What you should do. Tell me how many lines hold "xlabel", please, using only the number.

Provided data.
■ ■ ■ ■ ■
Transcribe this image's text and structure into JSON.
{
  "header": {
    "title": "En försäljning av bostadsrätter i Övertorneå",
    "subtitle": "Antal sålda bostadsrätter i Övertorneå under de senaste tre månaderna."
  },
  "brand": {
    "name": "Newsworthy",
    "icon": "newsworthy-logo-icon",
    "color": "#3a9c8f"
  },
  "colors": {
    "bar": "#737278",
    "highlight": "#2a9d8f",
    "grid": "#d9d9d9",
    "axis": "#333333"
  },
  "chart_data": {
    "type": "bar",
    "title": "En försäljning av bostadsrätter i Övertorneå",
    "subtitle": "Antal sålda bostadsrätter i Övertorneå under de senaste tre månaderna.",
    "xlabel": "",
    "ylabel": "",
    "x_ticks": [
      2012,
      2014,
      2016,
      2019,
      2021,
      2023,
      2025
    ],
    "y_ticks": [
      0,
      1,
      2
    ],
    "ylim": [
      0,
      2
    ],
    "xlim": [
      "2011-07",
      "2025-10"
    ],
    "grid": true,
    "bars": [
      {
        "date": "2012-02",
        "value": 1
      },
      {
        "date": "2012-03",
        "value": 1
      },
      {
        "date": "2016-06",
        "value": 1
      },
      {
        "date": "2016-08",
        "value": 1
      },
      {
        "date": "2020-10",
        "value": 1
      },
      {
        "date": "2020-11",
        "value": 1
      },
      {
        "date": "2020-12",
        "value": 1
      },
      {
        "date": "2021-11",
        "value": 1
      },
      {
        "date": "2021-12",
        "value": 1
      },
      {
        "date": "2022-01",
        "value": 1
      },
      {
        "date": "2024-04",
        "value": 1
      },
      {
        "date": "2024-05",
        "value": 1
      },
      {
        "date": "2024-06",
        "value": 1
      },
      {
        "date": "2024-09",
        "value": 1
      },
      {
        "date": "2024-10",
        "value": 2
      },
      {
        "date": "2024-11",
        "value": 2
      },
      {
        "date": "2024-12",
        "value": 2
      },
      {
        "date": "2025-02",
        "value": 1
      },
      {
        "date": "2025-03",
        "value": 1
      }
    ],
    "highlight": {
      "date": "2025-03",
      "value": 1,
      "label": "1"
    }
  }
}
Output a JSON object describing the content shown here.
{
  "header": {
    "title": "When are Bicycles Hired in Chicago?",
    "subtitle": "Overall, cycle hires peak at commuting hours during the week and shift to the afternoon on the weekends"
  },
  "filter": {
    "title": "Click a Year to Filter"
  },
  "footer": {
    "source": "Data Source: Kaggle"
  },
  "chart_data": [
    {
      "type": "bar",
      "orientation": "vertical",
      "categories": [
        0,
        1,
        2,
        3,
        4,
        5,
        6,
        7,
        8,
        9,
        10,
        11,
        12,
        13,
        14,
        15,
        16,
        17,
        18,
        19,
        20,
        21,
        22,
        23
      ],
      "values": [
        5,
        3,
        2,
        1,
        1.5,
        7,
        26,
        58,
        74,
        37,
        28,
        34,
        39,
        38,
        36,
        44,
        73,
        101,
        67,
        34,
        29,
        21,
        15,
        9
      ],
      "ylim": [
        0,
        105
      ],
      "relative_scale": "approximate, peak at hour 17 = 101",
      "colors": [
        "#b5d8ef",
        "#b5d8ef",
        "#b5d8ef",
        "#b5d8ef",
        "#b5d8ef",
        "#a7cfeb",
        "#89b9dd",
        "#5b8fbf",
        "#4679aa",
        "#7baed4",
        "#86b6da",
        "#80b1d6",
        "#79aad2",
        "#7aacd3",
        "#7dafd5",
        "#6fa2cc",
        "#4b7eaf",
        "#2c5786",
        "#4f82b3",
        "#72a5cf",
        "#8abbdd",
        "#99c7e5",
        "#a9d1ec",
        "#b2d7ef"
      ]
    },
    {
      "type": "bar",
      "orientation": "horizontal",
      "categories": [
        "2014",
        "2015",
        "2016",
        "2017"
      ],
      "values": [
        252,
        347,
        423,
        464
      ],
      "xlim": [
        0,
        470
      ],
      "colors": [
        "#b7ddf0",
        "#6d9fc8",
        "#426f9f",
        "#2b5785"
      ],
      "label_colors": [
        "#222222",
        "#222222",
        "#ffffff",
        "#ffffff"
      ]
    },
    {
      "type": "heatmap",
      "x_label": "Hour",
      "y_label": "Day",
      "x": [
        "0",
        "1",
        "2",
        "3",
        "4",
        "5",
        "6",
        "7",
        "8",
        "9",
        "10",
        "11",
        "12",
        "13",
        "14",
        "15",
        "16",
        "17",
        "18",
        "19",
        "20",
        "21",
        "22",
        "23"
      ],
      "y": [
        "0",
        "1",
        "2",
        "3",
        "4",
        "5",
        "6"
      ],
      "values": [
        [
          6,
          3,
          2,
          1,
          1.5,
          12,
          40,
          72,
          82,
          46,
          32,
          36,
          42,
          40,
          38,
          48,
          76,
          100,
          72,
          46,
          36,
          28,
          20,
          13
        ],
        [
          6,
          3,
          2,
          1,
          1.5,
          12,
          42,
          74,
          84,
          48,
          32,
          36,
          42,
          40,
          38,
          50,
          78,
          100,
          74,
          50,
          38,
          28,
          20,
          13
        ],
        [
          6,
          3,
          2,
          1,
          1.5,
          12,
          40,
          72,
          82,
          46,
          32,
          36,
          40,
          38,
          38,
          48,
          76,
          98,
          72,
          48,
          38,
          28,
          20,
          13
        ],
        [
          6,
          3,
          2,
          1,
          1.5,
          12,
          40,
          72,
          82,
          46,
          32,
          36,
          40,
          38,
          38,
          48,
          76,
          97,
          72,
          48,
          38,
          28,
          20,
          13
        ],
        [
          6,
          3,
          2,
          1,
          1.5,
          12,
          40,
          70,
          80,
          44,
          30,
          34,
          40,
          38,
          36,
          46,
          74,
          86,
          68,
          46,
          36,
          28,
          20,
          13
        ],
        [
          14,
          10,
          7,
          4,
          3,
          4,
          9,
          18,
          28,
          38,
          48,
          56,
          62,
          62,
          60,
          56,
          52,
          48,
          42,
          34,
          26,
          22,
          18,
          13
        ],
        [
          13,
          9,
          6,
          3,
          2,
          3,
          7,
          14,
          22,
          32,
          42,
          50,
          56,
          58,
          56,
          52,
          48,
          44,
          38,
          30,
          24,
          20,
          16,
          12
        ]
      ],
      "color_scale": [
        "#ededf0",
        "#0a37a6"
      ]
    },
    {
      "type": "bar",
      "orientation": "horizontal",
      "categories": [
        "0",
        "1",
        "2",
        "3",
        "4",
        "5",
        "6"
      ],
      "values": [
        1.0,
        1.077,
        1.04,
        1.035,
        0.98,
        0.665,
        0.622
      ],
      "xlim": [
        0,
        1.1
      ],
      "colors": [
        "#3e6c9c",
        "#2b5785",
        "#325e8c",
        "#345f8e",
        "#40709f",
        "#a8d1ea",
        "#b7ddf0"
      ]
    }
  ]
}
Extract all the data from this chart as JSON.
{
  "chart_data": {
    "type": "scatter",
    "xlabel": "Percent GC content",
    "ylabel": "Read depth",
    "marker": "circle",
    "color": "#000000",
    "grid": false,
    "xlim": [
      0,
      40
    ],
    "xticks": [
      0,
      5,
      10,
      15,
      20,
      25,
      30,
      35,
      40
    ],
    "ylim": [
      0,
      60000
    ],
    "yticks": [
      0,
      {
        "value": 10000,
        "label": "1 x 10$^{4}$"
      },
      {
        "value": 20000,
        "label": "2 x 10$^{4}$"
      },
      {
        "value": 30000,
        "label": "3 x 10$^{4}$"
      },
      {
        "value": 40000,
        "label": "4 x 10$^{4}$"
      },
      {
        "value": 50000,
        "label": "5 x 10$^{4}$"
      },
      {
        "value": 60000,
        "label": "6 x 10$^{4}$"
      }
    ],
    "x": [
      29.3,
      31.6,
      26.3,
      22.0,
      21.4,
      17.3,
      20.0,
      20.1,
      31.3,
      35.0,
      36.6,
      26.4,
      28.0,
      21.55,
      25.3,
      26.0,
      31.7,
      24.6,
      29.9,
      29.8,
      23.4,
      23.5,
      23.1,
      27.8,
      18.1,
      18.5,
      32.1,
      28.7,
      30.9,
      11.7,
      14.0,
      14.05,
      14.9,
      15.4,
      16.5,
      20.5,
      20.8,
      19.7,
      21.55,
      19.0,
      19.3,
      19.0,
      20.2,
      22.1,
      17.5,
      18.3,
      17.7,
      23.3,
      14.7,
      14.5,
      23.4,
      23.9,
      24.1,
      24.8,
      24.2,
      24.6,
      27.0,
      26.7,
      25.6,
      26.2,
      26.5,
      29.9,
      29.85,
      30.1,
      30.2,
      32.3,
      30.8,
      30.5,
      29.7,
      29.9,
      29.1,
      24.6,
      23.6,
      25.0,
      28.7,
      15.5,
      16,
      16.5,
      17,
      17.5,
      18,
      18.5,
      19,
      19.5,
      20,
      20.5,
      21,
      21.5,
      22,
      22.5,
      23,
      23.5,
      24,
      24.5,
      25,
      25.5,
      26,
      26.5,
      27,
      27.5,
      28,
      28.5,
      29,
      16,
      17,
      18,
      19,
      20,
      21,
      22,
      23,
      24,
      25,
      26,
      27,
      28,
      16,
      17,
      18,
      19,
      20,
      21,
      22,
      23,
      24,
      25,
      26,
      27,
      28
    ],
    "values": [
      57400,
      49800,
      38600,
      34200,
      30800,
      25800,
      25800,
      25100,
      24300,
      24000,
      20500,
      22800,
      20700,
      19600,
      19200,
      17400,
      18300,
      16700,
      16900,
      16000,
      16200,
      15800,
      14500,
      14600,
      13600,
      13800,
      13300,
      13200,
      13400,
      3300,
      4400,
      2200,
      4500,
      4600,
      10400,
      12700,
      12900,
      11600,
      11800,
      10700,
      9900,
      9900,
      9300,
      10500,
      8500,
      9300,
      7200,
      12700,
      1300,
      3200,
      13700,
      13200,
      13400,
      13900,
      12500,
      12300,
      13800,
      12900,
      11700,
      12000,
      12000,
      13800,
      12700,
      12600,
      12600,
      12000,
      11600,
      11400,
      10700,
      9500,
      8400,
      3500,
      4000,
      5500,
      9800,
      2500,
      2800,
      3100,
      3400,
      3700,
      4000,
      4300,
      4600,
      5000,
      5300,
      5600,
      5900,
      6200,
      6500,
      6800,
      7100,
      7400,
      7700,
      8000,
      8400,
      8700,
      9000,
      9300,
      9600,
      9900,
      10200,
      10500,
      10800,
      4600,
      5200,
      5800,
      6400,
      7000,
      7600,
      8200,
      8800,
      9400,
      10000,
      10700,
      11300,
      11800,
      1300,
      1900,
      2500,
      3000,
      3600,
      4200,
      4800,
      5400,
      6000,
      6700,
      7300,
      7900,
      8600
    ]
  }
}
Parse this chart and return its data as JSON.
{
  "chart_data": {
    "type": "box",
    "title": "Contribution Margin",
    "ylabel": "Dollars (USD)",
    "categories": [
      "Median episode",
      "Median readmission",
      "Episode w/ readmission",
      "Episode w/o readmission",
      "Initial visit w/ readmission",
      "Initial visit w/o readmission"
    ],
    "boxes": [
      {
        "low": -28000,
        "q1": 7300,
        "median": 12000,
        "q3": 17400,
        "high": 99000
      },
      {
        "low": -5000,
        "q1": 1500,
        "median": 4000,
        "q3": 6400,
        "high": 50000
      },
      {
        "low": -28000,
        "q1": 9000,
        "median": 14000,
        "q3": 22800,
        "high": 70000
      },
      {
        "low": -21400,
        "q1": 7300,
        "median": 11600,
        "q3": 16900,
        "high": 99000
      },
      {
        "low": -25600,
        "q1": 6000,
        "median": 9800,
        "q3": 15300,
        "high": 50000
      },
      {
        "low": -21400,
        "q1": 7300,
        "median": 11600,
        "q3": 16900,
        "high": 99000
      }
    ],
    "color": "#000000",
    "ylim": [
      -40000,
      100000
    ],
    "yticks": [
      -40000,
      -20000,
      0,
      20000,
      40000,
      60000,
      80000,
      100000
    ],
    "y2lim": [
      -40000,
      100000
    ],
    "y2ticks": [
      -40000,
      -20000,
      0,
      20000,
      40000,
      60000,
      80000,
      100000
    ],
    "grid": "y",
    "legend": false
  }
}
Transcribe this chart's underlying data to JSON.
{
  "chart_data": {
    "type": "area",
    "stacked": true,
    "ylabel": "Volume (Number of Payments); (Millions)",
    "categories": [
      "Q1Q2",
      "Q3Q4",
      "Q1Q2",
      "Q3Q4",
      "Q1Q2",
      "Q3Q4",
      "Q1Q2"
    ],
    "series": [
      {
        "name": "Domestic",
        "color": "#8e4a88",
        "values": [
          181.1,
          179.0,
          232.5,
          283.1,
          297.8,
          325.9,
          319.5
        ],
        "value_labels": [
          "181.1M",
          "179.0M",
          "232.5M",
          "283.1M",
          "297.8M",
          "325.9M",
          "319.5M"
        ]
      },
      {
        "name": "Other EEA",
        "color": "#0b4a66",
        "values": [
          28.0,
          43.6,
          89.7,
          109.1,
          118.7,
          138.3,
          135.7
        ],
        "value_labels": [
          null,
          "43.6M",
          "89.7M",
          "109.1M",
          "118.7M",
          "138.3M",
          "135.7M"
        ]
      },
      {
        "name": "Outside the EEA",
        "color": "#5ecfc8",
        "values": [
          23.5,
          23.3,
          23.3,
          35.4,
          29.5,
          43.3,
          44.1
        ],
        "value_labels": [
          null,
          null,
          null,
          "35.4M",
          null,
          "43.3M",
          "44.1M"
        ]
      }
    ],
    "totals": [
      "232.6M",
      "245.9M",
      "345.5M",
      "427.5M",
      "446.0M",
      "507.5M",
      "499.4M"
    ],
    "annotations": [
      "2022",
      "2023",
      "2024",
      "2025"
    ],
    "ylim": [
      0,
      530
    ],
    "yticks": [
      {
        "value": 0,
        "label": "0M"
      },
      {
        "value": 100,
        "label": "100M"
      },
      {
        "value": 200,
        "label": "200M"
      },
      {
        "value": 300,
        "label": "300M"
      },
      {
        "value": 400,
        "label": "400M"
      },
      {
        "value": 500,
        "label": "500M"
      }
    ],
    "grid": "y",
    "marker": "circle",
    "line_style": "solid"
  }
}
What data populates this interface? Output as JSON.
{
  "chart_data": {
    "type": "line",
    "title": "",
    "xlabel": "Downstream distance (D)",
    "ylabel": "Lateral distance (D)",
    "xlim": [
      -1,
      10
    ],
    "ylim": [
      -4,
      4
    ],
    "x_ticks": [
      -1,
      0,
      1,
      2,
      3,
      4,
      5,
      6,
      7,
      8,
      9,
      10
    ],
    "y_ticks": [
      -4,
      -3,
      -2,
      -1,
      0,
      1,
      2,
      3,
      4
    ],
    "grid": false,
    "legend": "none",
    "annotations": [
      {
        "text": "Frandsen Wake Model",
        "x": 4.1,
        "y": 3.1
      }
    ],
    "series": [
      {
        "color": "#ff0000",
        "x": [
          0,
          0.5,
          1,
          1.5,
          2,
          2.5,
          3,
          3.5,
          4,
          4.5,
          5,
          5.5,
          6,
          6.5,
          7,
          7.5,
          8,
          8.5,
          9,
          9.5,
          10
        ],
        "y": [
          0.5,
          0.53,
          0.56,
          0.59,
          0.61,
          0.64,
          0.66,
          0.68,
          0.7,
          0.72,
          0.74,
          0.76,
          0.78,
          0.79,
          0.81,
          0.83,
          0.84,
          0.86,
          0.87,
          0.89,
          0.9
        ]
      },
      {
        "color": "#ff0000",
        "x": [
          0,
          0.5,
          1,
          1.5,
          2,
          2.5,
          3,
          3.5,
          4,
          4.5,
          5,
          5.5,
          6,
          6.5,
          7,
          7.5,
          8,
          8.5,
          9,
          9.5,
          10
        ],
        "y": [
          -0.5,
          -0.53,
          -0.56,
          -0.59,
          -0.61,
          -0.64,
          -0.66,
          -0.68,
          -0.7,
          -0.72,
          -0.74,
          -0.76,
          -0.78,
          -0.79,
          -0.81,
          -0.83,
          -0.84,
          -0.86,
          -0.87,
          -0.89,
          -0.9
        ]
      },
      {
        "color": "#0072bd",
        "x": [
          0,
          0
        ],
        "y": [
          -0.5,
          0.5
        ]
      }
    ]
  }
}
■ ■ ■ ■ ■
Task result. 3